Exercise prompt >> Repeat, exactly and completely, the material that follows. Omit the pictures.

Material provided >>
☆ ☆ ☆ ☆

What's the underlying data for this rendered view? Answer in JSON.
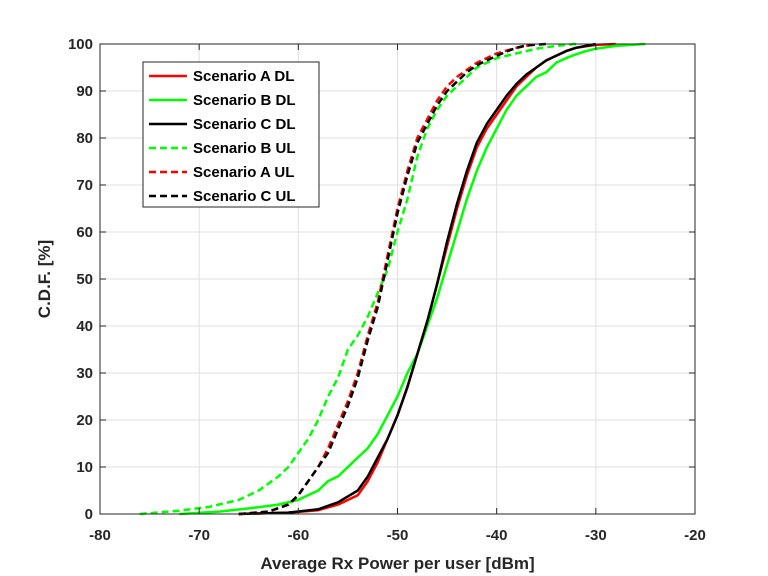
{
  "chart_data": {
    "type": "line",
    "title": "",
    "xlabel": "Average Rx Power per user [dBm]",
    "ylabel": "C.D.F. [%]",
    "xlim": [
      -80,
      -20
    ],
    "ylim": [
      0,
      100
    ],
    "xticks": [
      "-80",
      "-70",
      "-60",
      "-50",
      "-40",
      "-30",
      "-20"
    ],
    "yticks": [
      "0",
      "10",
      "20",
      "30",
      "40",
      "50",
      "60",
      "70",
      "80",
      "90",
      "100"
    ],
    "grid": true,
    "legend_position": "top-left",
    "series": [
      {
        "name": "Scenario A DL",
        "color": "#ff0000",
        "dash": "solid",
        "points": [
          [
            -66,
            0
          ],
          [
            -61,
            0.3
          ],
          [
            -58,
            0.8
          ],
          [
            -56,
            2
          ],
          [
            -54,
            4
          ],
          [
            -53,
            7
          ],
          [
            -52,
            11
          ],
          [
            -51,
            16
          ],
          [
            -50,
            21
          ],
          [
            -49,
            27
          ],
          [
            -48,
            34
          ],
          [
            -47,
            41
          ],
          [
            -46,
            49
          ],
          [
            -45,
            57
          ],
          [
            -44,
            65
          ],
          [
            -43,
            72
          ],
          [
            -42,
            78
          ],
          [
            -41,
            82
          ],
          [
            -40,
            85
          ],
          [
            -39,
            88
          ],
          [
            -38,
            91
          ],
          [
            -37,
            93
          ],
          [
            -36,
            95
          ],
          [
            -35,
            96.5
          ],
          [
            -34,
            97.5
          ],
          [
            -33,
            98.5
          ],
          [
            -32,
            99.2
          ],
          [
            -30,
            99.8
          ],
          [
            -28,
            100
          ]
        ]
      },
      {
        "name": "Scenario B DL",
        "color": "#00ff00",
        "dash": "solid",
        "points": [
          [
            -72,
            0
          ],
          [
            -68,
            0.5
          ],
          [
            -65,
            1.2
          ],
          [
            -62,
            2
          ],
          [
            -60,
            3
          ],
          [
            -58,
            5
          ],
          [
            -57,
            7
          ],
          [
            -56,
            8
          ],
          [
            -55,
            10
          ],
          [
            -54,
            12
          ],
          [
            -53,
            14
          ],
          [
            -52,
            17
          ],
          [
            -51,
            21
          ],
          [
            -50,
            25
          ],
          [
            -49,
            30
          ],
          [
            -48,
            34
          ],
          [
            -47,
            40
          ],
          [
            -46,
            46
          ],
          [
            -45,
            53
          ],
          [
            -44,
            60
          ],
          [
            -43,
            67
          ],
          [
            -42,
            73
          ],
          [
            -41,
            78
          ],
          [
            -40,
            82
          ],
          [
            -39,
            86
          ],
          [
            -38,
            89
          ],
          [
            -37,
            91
          ],
          [
            -36,
            93
          ],
          [
            -35,
            94
          ],
          [
            -34,
            96
          ],
          [
            -33,
            97
          ],
          [
            -32,
            97.8
          ],
          [
            -31,
            98.5
          ],
          [
            -30,
            99
          ],
          [
            -28,
            99.6
          ],
          [
            -25,
            100
          ]
        ]
      },
      {
        "name": "Scenario C DL",
        "color": "#000000",
        "dash": "solid",
        "points": [
          [
            -66,
            0
          ],
          [
            -61,
            0.3
          ],
          [
            -58,
            1
          ],
          [
            -56,
            2.5
          ],
          [
            -54,
            5
          ],
          [
            -53,
            8
          ],
          [
            -52,
            12
          ],
          [
            -51,
            16
          ],
          [
            -50,
            21
          ],
          [
            -49,
            27
          ],
          [
            -48,
            34
          ],
          [
            -47,
            41
          ],
          [
            -46,
            49
          ],
          [
            -45,
            58
          ],
          [
            -44,
            66
          ],
          [
            -43,
            73
          ],
          [
            -42,
            79
          ],
          [
            -41,
            83
          ],
          [
            -40,
            86
          ],
          [
            -39,
            89
          ],
          [
            -38,
            91.5
          ],
          [
            -37,
            93.5
          ],
          [
            -36,
            95
          ],
          [
            -35,
            96.5
          ],
          [
            -34,
            97.5
          ],
          [
            -33,
            98.5
          ],
          [
            -32,
            99.2
          ],
          [
            -31,
            99.6
          ],
          [
            -30,
            100
          ]
        ]
      },
      {
        "name": "Scenario B UL",
        "color": "#00ff00",
        "dash": "dashed",
        "points": [
          [
            -76,
            0
          ],
          [
            -72,
            0.7
          ],
          [
            -69,
            1.5
          ],
          [
            -66,
            3
          ],
          [
            -64,
            5
          ],
          [
            -62,
            8
          ],
          [
            -61,
            10
          ],
          [
            -60,
            13
          ],
          [
            -59,
            16
          ],
          [
            -58,
            20
          ],
          [
            -57,
            25
          ],
          [
            -56,
            29
          ],
          [
            -55,
            35
          ],
          [
            -54,
            38
          ],
          [
            -53,
            42
          ],
          [
            -52,
            47
          ],
          [
            -51,
            52
          ],
          [
            -50,
            60
          ],
          [
            -49,
            67
          ],
          [
            -48,
            76
          ],
          [
            -47,
            82
          ],
          [
            -46,
            86
          ],
          [
            -45,
            89
          ],
          [
            -44,
            91
          ],
          [
            -43,
            93
          ],
          [
            -42,
            95
          ],
          [
            -41,
            96
          ],
          [
            -40,
            97
          ],
          [
            -38,
            98
          ],
          [
            -36,
            99
          ],
          [
            -34,
            99.6
          ],
          [
            -32,
            100
          ]
        ]
      },
      {
        "name": "Scenario A UL",
        "color": "#ff0000",
        "dash": "dashed",
        "points": [
          [
            -66,
            0
          ],
          [
            -63,
            0.5
          ],
          [
            -61,
            2
          ],
          [
            -60,
            4
          ],
          [
            -59,
            7
          ],
          [
            -58,
            10
          ],
          [
            -57,
            14
          ],
          [
            -56,
            19
          ],
          [
            -55,
            24
          ],
          [
            -54,
            30
          ],
          [
            -53,
            38
          ],
          [
            -52,
            45
          ],
          [
            -51,
            55
          ],
          [
            -50,
            65
          ],
          [
            -49,
            73
          ],
          [
            -48,
            80
          ],
          [
            -47,
            84
          ],
          [
            -46,
            88
          ],
          [
            -45,
            91
          ],
          [
            -44,
            93
          ],
          [
            -43,
            94.5
          ],
          [
            -42,
            96
          ],
          [
            -41,
            97
          ],
          [
            -40,
            98
          ],
          [
            -39,
            98.6
          ],
          [
            -38,
            99.2
          ],
          [
            -37,
            99.6
          ],
          [
            -36,
            100
          ]
        ]
      },
      {
        "name": "Scenario C UL",
        "color": "#000000",
        "dash": "dashed",
        "points": [
          [
            -66,
            0
          ],
          [
            -63,
            0.5
          ],
          [
            -61,
            2
          ],
          [
            -60,
            4
          ],
          [
            -59,
            7
          ],
          [
            -58,
            10
          ],
          [
            -57,
            13
          ],
          [
            -56,
            18
          ],
          [
            -55,
            23
          ],
          [
            -54,
            29
          ],
          [
            -53,
            37
          ],
          [
            -52,
            44
          ],
          [
            -51,
            54
          ],
          [
            -50,
            64
          ],
          [
            -49,
            72
          ],
          [
            -48,
            79
          ],
          [
            -47,
            83
          ],
          [
            -46,
            87
          ],
          [
            -45,
            90
          ],
          [
            -44,
            92
          ],
          [
            -43,
            94
          ],
          [
            -42,
            95.5
          ],
          [
            -41,
            96.5
          ],
          [
            -40,
            97.5
          ],
          [
            -39,
            98.4
          ],
          [
            -38,
            99.2
          ],
          [
            -37,
            99.7
          ],
          [
            -35,
            100
          ]
        ]
      }
    ]
  }
}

☆ ☆ ☆ ☆

Complete response >>
What's the underlying data for this rendered view? Answer in JSON.
{
  "chart_data": {
    "type": "line",
    "title": "",
    "xlabel": "Average Rx Power per user [dBm]",
    "ylabel": "C.D.F. [%]",
    "xlim": [
      -80,
      -20
    ],
    "ylim": [
      0,
      100
    ],
    "xticks": [
      "-80",
      "-70",
      "-60",
      "-50",
      "-40",
      "-30",
      "-20"
    ],
    "yticks": [
      "0",
      "10",
      "20",
      "30",
      "40",
      "50",
      "60",
      "70",
      "80",
      "90",
      "100"
    ],
    "grid": true,
    "legend_position": "top-left",
    "series": [
      {
        "name": "Scenario A DL",
        "color": "#ff0000",
        "dash": "solid",
        "points": [
          [
            -66,
            0
          ],
          [
            -61,
            0.3
          ],
          [
            -58,
            0.8
          ],
          [
            -56,
            2
          ],
          [
            -54,
            4
          ],
          [
            -53,
            7
          ],
          [
            -52,
            11
          ],
          [
            -51,
            16
          ],
          [
            -50,
            21
          ],
          [
            -49,
            27
          ],
          [
            -48,
            34
          ],
          [
            -47,
            41
          ],
          [
            -46,
            49
          ],
          [
            -45,
            57
          ],
          [
            -44,
            65
          ],
          [
            -43,
            72
          ],
          [
            -42,
            78
          ],
          [
            -41,
            82
          ],
          [
            -40,
            85
          ],
          [
            -39,
            88
          ],
          [
            -38,
            91
          ],
          [
            -37,
            93
          ],
          [
            -36,
            95
          ],
          [
            -35,
            96.5
          ],
          [
            -34,
            97.5
          ],
          [
            -33,
            98.5
          ],
          [
            -32,
            99.2
          ],
          [
            -30,
            99.8
          ],
          [
            -28,
            100
          ]
        ]
      },
      {
        "name": "Scenario B DL",
        "color": "#00ff00",
        "dash": "solid",
        "points": [
          [
            -72,
            0
          ],
          [
            -68,
            0.5
          ],
          [
            -65,
            1.2
          ],
          [
            -62,
            2
          ],
          [
            -60,
            3
          ],
          [
            -58,
            5
          ],
          [
            -57,
            7
          ],
          [
            -56,
            8
          ],
          [
            -55,
            10
          ],
          [
            -54,
            12
          ],
          [
            -53,
            14
          ],
          [
            -52,
            17
          ],
          [
            -51,
            21
          ],
          [
            -50,
            25
          ],
          [
            -49,
            30
          ],
          [
            -48,
            34
          ],
          [
            -47,
            40
          ],
          [
            -46,
            46
          ],
          [
            -45,
            53
          ],
          [
            -44,
            60
          ],
          [
            -43,
            67
          ],
          [
            -42,
            73
          ],
          [
            -41,
            78
          ],
          [
            -40,
            82
          ],
          [
            -39,
            86
          ],
          [
            -38,
            89
          ],
          [
            -37,
            91
          ],
          [
            -36,
            93
          ],
          [
            -35,
            94
          ],
          [
            -34,
            96
          ],
          [
            -33,
            97
          ],
          [
            -32,
            97.8
          ],
          [
            -31,
            98.5
          ],
          [
            -30,
            99
          ],
          [
            -28,
            99.6
          ],
          [
            -25,
            100
          ]
        ]
      },
      {
        "name": "Scenario C DL",
        "color": "#000000",
        "dash": "solid",
        "points": [
          [
            -66,
            0
          ],
          [
            -61,
            0.3
          ],
          [
            -58,
            1
          ],
          [
            -56,
            2.5
          ],
          [
            -54,
            5
          ],
          [
            -53,
            8
          ],
          [
            -52,
            12
          ],
          [
            -51,
            16
          ],
          [
            -50,
            21
          ],
          [
            -49,
            27
          ],
          [
            -48,
            34
          ],
          [
            -47,
            41
          ],
          [
            -46,
            49
          ],
          [
            -45,
            58
          ],
          [
            -44,
            66
          ],
          [
            -43,
            73
          ],
          [
            -42,
            79
          ],
          [
            -41,
            83
          ],
          [
            -40,
            86
          ],
          [
            -39,
            89
          ],
          [
            -38,
            91.5
          ],
          [
            -37,
            93.5
          ],
          [
            -36,
            95
          ],
          [
            -35,
            96.5
          ],
          [
            -34,
            97.5
          ],
          [
            -33,
            98.5
          ],
          [
            -32,
            99.2
          ],
          [
            -31,
            99.6
          ],
          [
            -30,
            100
          ]
        ]
      },
      {
        "name": "Scenario B UL",
        "color": "#00ff00",
        "dash": "dashed",
        "points": [
          [
            -76,
            0
          ],
          [
            -72,
            0.7
          ],
          [
            -69,
            1.5
          ],
          [
            -66,
            3
          ],
          [
            -64,
            5
          ],
          [
            -62,
            8
          ],
          [
            -61,
            10
          ],
          [
            -60,
            13
          ],
          [
            -59,
            16
          ],
          [
            -58,
            20
          ],
          [
            -57,
            25
          ],
          [
            -56,
            29
          ],
          [
            -55,
            35
          ],
          [
            -54,
            38
          ],
          [
            -53,
            42
          ],
          [
            -52,
            47
          ],
          [
            -51,
            52
          ],
          [
            -50,
            60
          ],
          [
            -49,
            67
          ],
          [
            -48,
            76
          ],
          [
            -47,
            82
          ],
          [
            -46,
            86
          ],
          [
            -45,
            89
          ],
          [
            -44,
            91
          ],
          [
            -43,
            93
          ],
          [
            -42,
            95
          ],
          [
            -41,
            96
          ],
          [
            -40,
            97
          ],
          [
            -38,
            98
          ],
          [
            -36,
            99
          ],
          [
            -34,
            99.6
          ],
          [
            -32,
            100
          ]
        ]
      },
      {
        "name": "Scenario A UL",
        "color": "#ff0000",
        "dash": "dashed",
        "points": [
          [
            -66,
            0
          ],
          [
            -63,
            0.5
          ],
          [
            -61,
            2
          ],
          [
            -60,
            4
          ],
          [
            -59,
            7
          ],
          [
            -58,
            10
          ],
          [
            -57,
            14
          ],
          [
            -56,
            19
          ],
          [
            -55,
            24
          ],
          [
            -54,
            30
          ],
          [
            -53,
            38
          ],
          [
            -52,
            45
          ],
          [
            -51,
            55
          ],
          [
            -50,
            65
          ],
          [
            -49,
            73
          ],
          [
            -48,
            80
          ],
          [
            -47,
            84
          ],
          [
            -46,
            88
          ],
          [
            -45,
            91
          ],
          [
            -44,
            93
          ],
          [
            -43,
            94.5
          ],
          [
            -42,
            96
          ],
          [
            -41,
            97
          ],
          [
            -40,
            98
          ],
          [
            -39,
            98.6
          ],
          [
            -38,
            99.2
          ],
          [
            -37,
            99.6
          ],
          [
            -36,
            100
          ]
        ]
      },
      {
        "name": "Scenario C UL",
        "color": "#000000",
        "dash": "dashed",
        "points": [
          [
            -66,
            0
          ],
          [
            -63,
            0.5
          ],
          [
            -61,
            2
          ],
          [
            -60,
            4
          ],
          [
            -59,
            7
          ],
          [
            -58,
            10
          ],
          [
            -57,
            13
          ],
          [
            -56,
            18
          ],
          [
            -55,
            23
          ],
          [
            -54,
            29
          ],
          [
            -53,
            37
          ],
          [
            -52,
            44
          ],
          [
            -51,
            54
          ],
          [
            -50,
            64
          ],
          [
            -49,
            72
          ],
          [
            -48,
            79
          ],
          [
            -47,
            83
          ],
          [
            -46,
            87
          ],
          [
            -45,
            90
          ],
          [
            -44,
            92
          ],
          [
            -43,
            94
          ],
          [
            -42,
            95.5
          ],
          [
            -41,
            96.5
          ],
          [
            -40,
            97.5
          ],
          [
            -39,
            98.4
          ],
          [
            -38,
            99.2
          ],
          [
            -37,
            99.7
          ],
          [
            -35,
            100
          ]
        ]
      }
    ]
  }
}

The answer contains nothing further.